● INSTRUCTION:
Reproduce each record below exactly as written.

(Data listing)

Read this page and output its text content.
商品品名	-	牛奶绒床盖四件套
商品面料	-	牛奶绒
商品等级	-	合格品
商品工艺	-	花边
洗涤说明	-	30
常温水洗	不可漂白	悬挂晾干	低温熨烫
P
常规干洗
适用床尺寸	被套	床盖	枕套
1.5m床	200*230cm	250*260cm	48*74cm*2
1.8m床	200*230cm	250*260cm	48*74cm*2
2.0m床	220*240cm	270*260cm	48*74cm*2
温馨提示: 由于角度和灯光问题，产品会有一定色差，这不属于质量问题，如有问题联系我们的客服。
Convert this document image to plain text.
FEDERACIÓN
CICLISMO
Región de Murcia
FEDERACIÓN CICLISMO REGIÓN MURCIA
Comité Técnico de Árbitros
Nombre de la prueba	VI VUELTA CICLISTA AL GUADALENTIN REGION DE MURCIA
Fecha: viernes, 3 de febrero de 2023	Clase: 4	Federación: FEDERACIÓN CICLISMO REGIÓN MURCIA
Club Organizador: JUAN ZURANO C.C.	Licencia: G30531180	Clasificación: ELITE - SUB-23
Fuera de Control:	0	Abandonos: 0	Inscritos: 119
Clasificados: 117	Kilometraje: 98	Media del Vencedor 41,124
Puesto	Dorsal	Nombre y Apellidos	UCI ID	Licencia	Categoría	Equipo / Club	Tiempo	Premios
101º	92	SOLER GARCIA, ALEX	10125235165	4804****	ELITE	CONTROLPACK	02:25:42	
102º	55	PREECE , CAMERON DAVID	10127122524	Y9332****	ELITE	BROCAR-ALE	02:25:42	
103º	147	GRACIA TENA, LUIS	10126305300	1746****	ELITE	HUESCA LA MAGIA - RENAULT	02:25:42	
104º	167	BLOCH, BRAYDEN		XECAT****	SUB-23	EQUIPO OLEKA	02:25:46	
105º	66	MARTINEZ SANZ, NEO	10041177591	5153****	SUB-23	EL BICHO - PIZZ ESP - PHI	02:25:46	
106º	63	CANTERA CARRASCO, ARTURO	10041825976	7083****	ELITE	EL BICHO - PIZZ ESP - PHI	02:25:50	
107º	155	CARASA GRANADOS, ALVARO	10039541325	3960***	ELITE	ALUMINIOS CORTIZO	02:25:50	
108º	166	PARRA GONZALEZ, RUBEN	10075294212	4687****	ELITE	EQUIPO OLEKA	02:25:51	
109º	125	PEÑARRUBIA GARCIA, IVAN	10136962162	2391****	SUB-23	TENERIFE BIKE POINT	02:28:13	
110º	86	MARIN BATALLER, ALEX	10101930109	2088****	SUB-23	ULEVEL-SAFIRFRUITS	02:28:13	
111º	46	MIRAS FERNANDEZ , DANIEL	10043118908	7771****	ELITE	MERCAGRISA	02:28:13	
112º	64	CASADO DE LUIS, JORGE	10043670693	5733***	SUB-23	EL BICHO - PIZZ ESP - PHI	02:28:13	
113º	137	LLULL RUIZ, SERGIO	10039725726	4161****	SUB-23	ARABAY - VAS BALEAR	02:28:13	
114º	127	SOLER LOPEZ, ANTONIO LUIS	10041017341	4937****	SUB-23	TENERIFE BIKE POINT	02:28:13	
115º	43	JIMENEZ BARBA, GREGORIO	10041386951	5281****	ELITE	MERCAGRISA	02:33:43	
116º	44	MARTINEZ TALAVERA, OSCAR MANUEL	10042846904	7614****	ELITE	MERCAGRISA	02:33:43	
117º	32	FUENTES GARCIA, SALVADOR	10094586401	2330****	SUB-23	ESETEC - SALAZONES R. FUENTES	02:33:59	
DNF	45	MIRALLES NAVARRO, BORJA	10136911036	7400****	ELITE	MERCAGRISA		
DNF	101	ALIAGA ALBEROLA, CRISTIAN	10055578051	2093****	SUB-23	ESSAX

● SOLUTION TO THE EXERCISE:
Read this page and output its text content.
商品品名	-	牛奶绒床盖四件套
商品面料	-	牛奶绒
商品等级	-	合格品
商品工艺	-	花边
洗涤说明	-	30
常温水洗	不可漂白	悬挂晾干	低温熨烫
P
常规干洗
适用床尺寸	被套	床盖	枕套
1.5m床	200*230cm	250*260cm	48*74cm*2
1.8m床	200*230cm	250*260cm	48*74cm*2
2.0m床	220*240cm	270*260cm	48*74cm*2
温馨提示: 由于角度和灯光问题，产品会有一定色差，这不属于质量问题，如有问题联系我们的客服。
Convert this document image to plain text.
FEDERACIÓN
CICLISMO
Región de Murcia
FEDERACIÓN CICLISMO REGIÓN MURCIA
Comité Técnico de Árbitros
Nombre de la prueba	VI VUELTA CICLISTA AL GUADALENTIN REGION DE MURCIA
Fecha: viernes, 3 de febrero de 2023	Clase: 4	Federación: FEDERACIÓN CICLISMO REGIÓN MURCIA
Club Organizador: JUAN ZURANO C.C.	Licencia: G30531180	Clasificación: ELITE - SUB-23
Fuera de Control:	0	Abandonos: 0	Inscritos: 119
Clasificados: 117	Kilometraje: 98	Media del Vencedor 41,124
Puesto	Dorsal	Nombre y Apellidos	UCI ID	Licencia	Categoría	Equipo / Club	Tiempo	Premios
101º	92	SOLER GARCIA, ALEX	10125235165	4804****	ELITE	CONTROLPACK	02:25:42	
102º	55	PREECE , CAMERON DAVID	10127122524	Y9332****	ELITE	BROCAR-ALE	02:25:42	
103º	147	GRACIA TENA, LUIS	10126305300	1746****	ELITE	HUESCA LA MAGIA - RENAULT	02:25:42	
104º	167	BLOCH, BRAYDEN		XECAT****	SUB-23	EQUIPO OLEKA	02:25:46	
105º	66	MARTINEZ SANZ, NEO	10041177591	5153****	SUB-23	EL BICHO - PIZZ ESP - PHI	02:25:46	
106º	63	CANTERA CARRASCO, ARTURO	10041825976	7083****	ELITE	EL BICHO - PIZZ ESP - PHI	02:25:50	
107º	155	CARASA GRANADOS, ALVARO	10039541325	3960***	ELITE	ALUMINIOS CORTIZO	02:25:50	
108º	166	PARRA GONZALEZ, RUBEN	10075294212	4687****	ELITE	EQUIPO OLEKA	02:25:51	
109º	125	PEÑARRUBIA GARCIA, IVAN	10136962162	2391****	SUB-23	TENERIFE BIKE POINT	02:28:13	
110º	86	MARIN BATALLER, ALEX	10101930109	2088****	SUB-23	ULEVEL-SAFIRFRUITS	02:28:13	
111º	46	MIRAS FERNANDEZ , DANIEL	10043118908	7771****	ELITE	MERCAGRISA	02:28:13	
112º	64	CASADO DE LUIS, JORGE	10043670693	5733***	SUB-23	EL BICHO - PIZZ ESP - PHI	02:28:13	
113º	137	LLULL RUIZ, SERGIO	10039725726	4161****	SUB-23	ARABAY - VAS BALEAR	02:28:13	
114º	127	SOLER LOPEZ, ANTONIO LUIS	10041017341	4937****	SUB-23	TENERIFE BIKE POINT	02:28:13	
115º	43	JIMENEZ BARBA, GREGORIO	10041386951	5281****	ELITE	MERCAGRISA	02:33:43	
116º	44	MARTINEZ TALAVERA, OSCAR MANUEL	10042846904	7614****	ELITE	MERCAGRISA	02:33:43	
117º	32	FUENTES GARCIA, SALVADOR	10094586401	2330****	SUB-23	ESETEC - SALAZONES R. FUENTES	02:33:59	
DNF	45	MIRALLES NAVARRO, BORJA	10136911036	7400****	ELITE	MERCAGRISA		
DNF	101	ALIAGA ALBEROLA, CRISTIAN	10055578051	2093****	SUB-23	ESSAX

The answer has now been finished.